**Given request**:
Identify each line in the records below that contains the word "повышение", and copy it.

**Supplied material**:
((

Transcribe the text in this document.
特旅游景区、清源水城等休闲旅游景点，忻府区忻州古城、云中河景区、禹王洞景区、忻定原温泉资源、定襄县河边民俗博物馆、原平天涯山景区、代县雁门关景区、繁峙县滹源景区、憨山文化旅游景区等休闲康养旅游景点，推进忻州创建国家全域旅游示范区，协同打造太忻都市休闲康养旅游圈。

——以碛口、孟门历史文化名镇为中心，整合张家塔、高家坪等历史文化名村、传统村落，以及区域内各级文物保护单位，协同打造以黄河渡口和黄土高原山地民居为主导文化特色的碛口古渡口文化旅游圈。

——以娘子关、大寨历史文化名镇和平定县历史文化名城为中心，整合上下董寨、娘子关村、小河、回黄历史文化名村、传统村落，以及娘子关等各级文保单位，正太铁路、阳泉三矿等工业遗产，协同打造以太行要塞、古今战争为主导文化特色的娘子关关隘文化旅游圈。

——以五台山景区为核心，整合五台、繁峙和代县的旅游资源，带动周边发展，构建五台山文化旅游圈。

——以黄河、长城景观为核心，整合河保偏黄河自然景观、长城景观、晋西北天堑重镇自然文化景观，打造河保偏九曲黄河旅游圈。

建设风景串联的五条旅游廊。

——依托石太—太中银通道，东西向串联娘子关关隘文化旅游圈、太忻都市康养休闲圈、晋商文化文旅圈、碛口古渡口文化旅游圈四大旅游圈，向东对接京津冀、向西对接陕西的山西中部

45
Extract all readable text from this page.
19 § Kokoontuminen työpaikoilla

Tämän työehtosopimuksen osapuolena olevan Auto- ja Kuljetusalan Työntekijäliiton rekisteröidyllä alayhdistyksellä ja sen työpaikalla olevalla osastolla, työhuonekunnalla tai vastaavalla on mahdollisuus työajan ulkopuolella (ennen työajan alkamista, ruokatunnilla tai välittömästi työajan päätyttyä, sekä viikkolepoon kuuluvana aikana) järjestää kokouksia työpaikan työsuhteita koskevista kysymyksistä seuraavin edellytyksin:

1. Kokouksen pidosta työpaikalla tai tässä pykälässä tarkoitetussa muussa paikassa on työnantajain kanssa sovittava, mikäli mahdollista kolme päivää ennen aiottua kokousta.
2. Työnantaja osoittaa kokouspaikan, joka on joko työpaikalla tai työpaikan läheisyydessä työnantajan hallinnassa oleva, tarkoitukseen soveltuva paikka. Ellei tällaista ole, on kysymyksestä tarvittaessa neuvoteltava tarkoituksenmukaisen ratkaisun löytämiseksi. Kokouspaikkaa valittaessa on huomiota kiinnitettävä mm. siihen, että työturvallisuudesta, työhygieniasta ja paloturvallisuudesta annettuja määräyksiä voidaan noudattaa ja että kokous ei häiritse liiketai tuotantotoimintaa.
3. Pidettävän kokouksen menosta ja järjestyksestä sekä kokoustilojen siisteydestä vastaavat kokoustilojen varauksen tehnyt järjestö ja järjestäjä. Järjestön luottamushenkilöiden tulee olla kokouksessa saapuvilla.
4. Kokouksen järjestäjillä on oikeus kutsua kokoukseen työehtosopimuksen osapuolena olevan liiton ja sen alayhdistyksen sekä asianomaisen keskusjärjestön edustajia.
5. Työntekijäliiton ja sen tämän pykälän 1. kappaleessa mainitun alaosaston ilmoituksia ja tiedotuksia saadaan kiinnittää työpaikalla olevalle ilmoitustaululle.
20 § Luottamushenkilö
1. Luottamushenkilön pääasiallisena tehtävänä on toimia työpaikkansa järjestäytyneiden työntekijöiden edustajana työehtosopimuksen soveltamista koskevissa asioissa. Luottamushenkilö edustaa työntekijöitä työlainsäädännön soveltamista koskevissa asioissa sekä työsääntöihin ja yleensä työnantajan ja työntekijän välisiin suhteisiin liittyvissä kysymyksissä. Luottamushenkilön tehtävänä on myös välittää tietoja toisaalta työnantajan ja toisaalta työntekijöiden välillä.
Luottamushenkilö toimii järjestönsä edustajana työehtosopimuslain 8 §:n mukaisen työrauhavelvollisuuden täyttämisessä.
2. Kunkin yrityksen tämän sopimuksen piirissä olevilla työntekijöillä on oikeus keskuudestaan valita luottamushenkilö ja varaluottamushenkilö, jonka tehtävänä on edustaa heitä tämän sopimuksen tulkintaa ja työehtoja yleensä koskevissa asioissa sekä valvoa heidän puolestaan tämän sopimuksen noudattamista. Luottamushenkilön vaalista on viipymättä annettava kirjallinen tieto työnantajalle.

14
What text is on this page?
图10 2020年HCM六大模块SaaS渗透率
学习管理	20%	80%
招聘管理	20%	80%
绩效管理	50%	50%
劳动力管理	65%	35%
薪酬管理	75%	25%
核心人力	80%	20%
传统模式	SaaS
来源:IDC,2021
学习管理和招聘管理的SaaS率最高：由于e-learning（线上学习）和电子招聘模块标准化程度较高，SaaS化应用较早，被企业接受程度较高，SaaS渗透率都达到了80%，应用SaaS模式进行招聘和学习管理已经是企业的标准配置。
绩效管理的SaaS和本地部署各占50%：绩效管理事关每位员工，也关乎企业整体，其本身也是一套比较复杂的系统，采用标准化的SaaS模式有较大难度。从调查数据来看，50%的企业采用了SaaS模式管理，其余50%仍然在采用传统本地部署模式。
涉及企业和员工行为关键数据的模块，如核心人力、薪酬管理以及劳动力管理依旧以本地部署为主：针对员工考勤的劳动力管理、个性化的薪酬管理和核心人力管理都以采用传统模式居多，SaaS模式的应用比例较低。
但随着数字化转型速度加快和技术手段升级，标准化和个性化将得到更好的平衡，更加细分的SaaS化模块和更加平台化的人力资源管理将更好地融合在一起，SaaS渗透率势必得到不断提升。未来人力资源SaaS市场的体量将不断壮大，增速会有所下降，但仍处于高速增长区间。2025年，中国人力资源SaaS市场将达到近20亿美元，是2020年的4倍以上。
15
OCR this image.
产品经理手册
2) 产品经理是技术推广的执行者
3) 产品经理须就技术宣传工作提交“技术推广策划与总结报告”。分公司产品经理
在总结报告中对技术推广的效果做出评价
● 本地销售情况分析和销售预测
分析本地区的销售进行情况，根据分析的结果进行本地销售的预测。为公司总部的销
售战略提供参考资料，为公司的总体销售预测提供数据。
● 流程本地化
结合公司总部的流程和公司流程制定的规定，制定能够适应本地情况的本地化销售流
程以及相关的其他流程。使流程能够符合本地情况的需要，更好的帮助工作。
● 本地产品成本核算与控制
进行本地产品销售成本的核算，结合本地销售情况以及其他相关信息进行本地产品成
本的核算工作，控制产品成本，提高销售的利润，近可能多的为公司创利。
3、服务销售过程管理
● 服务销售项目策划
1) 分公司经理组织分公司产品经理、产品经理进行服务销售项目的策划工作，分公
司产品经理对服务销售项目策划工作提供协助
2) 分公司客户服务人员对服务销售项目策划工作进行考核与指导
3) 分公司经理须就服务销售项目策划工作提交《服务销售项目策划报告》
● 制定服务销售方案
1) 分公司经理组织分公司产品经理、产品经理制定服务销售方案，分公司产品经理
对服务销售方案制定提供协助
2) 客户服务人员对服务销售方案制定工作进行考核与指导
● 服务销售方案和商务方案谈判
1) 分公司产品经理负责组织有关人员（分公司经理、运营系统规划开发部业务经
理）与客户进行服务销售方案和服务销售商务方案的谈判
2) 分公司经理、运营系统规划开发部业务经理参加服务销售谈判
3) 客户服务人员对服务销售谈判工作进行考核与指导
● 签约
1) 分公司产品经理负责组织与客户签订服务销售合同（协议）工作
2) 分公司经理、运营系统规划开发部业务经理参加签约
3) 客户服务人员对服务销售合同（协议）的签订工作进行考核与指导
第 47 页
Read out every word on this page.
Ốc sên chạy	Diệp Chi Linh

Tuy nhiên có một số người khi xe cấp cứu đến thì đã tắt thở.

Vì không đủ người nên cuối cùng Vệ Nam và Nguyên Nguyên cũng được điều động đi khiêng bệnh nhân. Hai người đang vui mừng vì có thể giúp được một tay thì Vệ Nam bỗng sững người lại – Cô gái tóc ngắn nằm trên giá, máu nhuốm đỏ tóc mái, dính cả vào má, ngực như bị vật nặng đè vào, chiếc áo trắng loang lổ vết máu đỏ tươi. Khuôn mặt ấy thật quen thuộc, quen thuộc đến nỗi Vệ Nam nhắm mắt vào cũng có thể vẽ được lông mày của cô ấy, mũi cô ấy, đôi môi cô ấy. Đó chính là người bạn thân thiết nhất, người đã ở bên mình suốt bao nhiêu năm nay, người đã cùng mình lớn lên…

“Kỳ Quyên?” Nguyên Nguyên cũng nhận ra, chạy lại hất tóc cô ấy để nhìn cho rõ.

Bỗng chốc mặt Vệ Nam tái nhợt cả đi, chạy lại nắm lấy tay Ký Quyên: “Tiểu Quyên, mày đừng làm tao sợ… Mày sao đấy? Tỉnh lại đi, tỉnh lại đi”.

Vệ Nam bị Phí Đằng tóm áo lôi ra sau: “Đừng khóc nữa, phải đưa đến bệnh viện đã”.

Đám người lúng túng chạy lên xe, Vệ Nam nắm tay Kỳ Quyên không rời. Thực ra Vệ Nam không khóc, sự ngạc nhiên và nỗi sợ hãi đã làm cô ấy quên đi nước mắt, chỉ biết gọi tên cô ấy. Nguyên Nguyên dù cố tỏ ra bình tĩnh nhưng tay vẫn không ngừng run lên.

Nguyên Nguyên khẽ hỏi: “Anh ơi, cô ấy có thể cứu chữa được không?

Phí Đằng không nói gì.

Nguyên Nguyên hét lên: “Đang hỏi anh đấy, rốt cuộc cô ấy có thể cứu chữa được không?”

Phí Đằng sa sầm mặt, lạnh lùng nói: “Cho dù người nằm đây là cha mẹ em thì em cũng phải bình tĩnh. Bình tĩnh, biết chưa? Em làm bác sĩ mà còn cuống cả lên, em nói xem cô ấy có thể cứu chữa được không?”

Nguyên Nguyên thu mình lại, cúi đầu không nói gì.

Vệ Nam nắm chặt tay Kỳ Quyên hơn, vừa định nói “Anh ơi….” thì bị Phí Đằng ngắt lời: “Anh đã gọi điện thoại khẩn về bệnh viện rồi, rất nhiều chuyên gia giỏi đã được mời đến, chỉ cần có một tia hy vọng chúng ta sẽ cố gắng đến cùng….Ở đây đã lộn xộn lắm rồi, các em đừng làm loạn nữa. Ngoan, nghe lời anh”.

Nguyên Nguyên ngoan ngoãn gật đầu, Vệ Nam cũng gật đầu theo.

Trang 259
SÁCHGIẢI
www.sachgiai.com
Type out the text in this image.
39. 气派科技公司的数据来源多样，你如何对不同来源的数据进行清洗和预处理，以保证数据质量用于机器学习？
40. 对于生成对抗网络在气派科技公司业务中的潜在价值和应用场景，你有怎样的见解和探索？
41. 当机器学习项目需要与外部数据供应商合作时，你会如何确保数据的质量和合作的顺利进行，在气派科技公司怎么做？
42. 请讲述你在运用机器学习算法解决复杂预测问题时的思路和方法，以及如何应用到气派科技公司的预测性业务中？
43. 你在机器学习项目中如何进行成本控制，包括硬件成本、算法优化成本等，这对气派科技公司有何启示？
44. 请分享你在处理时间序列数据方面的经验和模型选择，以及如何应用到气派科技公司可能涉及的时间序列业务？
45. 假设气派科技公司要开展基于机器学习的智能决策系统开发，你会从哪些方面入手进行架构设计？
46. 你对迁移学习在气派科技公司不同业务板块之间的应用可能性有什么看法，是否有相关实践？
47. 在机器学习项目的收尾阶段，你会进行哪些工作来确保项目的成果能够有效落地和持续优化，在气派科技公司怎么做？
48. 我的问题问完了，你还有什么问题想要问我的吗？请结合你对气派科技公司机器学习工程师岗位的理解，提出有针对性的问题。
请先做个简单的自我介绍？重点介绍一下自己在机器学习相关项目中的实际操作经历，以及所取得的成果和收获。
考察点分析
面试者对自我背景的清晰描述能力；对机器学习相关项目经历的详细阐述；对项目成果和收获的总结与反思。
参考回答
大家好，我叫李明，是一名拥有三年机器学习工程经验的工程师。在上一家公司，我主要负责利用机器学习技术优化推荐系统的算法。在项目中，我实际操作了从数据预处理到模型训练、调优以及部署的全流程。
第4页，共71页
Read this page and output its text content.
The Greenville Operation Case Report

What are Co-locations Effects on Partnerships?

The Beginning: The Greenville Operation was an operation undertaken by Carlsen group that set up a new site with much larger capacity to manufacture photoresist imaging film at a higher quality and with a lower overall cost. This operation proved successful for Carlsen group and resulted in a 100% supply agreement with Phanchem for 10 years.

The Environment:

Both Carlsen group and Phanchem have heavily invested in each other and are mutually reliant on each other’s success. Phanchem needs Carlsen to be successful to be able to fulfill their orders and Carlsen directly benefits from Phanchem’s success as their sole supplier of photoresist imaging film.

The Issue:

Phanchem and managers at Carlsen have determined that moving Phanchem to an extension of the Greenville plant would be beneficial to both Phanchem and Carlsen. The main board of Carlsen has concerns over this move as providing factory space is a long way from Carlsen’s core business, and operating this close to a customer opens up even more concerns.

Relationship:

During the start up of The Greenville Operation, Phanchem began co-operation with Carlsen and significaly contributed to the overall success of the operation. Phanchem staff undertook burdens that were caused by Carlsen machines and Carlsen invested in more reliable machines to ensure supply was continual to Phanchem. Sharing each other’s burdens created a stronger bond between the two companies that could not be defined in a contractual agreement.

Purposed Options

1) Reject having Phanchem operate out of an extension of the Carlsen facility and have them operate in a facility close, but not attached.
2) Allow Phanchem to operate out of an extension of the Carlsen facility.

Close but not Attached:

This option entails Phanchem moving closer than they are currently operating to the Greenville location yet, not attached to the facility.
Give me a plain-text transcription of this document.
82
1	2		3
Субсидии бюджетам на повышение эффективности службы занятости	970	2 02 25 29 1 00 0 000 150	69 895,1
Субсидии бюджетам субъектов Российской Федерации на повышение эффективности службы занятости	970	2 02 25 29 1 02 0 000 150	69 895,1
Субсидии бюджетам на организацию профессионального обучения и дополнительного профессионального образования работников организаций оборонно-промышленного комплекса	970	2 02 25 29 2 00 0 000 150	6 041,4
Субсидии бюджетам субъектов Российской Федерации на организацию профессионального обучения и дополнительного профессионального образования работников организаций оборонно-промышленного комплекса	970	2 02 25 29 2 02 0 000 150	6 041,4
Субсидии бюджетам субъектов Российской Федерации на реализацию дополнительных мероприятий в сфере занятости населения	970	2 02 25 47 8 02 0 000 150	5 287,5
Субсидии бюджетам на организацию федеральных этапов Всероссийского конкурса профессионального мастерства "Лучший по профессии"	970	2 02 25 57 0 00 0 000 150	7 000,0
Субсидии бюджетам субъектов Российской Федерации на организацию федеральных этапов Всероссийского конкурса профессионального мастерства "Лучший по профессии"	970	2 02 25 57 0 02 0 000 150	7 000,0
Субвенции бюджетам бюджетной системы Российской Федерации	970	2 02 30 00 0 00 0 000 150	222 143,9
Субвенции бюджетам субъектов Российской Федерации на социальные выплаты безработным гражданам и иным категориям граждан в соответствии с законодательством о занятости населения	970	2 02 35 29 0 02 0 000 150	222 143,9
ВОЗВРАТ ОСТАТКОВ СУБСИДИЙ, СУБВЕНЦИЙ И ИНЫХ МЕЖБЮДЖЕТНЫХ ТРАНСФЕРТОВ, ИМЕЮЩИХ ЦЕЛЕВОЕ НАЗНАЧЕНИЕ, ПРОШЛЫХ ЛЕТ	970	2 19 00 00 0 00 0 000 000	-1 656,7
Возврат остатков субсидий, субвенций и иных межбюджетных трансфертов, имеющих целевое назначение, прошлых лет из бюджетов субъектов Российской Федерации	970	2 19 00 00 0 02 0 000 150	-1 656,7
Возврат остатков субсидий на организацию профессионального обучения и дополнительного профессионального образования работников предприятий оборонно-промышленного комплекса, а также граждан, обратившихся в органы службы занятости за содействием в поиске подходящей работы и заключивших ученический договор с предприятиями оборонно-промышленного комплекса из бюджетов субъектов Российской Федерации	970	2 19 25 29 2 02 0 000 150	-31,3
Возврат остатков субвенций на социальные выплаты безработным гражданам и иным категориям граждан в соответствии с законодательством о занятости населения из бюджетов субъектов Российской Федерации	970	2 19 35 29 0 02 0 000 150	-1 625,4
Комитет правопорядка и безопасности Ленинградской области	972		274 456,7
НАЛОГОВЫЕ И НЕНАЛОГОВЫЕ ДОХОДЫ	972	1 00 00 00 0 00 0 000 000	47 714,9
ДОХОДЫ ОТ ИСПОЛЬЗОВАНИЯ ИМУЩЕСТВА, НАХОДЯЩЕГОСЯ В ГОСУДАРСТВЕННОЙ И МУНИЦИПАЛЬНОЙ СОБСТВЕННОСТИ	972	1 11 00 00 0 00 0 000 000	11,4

))

**Solution to this task**:
Субсидии бюджетам на повышение эффективности службы занятости	970	2 02 25 29 1 00 0 000 150	69 895,1
Субсидии бюджетам субъектов Российской Федерации на повышение эффективности службы занятости	970	2 02 25 29 1 02 0 000 150	69 895,1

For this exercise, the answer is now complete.